* [Goal of the exercise] Your task is to reproduce the entries below word for word.

* [Supplied information]

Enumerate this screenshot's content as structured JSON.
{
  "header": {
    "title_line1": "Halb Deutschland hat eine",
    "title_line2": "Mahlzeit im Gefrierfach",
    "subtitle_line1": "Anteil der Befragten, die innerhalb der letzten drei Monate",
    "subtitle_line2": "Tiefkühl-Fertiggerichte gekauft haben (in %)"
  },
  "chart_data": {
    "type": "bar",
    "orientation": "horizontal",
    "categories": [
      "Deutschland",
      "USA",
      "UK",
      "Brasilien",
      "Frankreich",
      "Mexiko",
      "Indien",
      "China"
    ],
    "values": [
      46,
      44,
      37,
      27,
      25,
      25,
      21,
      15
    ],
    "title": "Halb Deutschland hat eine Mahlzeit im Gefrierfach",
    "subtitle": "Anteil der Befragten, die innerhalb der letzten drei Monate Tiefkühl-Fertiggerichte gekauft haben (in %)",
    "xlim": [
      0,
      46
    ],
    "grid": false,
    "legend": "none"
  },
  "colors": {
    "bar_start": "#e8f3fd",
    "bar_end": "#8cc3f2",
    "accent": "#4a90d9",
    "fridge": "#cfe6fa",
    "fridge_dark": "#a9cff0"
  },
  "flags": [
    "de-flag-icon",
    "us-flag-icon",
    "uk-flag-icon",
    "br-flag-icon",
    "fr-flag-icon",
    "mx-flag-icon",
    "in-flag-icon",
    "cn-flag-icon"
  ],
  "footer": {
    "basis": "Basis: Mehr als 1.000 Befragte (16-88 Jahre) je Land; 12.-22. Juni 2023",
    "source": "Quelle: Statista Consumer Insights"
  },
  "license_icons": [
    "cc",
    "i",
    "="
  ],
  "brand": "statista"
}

* [Response to the task]
Enumerate this screenshot's content as structured JSON.
{
  "header": {
    "title_line1": "Halb Deutschland hat eine",
    "title_line2": "Mahlzeit im Gefrierfach",
    "subtitle_line1": "Anteil der Befragten, die innerhalb der letzten drei Monate",
    "subtitle_line2": "Tiefkühl-Fertiggerichte gekauft haben (in %)"
  },
  "chart_data": {
    "type": "bar",
    "orientation": "horizontal",
    "categories": [
      "Deutschland",
      "USA",
      "UK",
      "Brasilien",
      "Frankreich",
      "Mexiko",
      "Indien",
      "China"
    ],
    "values": [
      46,
      44,
      37,
      27,
      25,
      25,
      21,
      15
    ],
    "title": "Halb Deutschland hat eine Mahlzeit im Gefrierfach",
    "subtitle": "Anteil der Befragten, die innerhalb der letzten drei Monate Tiefkühl-Fertiggerichte gekauft haben (in %)",
    "xlim": [
      0,
      46
    ],
    "grid": false,
    "legend": "none"
  },
  "colors": {
    "bar_start": "#e8f3fd",
    "bar_end": "#8cc3f2",
    "accent": "#4a90d9",
    "fridge": "#cfe6fa",
    "fridge_dark": "#a9cff0"
  },
  "flags": [
    "de-flag-icon",
    "us-flag-icon",
    "uk-flag-icon",
    "br-flag-icon",
    "fr-flag-icon",
    "mx-flag-icon",
    "in-flag-icon",
    "cn-flag-icon"
  ],
  "footer": {
    "basis": "Basis: Mehr als 1.000 Befragte (16-88 Jahre) je Land; 12.-22. Juni 2023",
    "source": "Quelle: Statista Consumer Insights"
  },
  "license_icons": [
    "cc",
    "i",
    "="
  ],
  "brand": "statista"
}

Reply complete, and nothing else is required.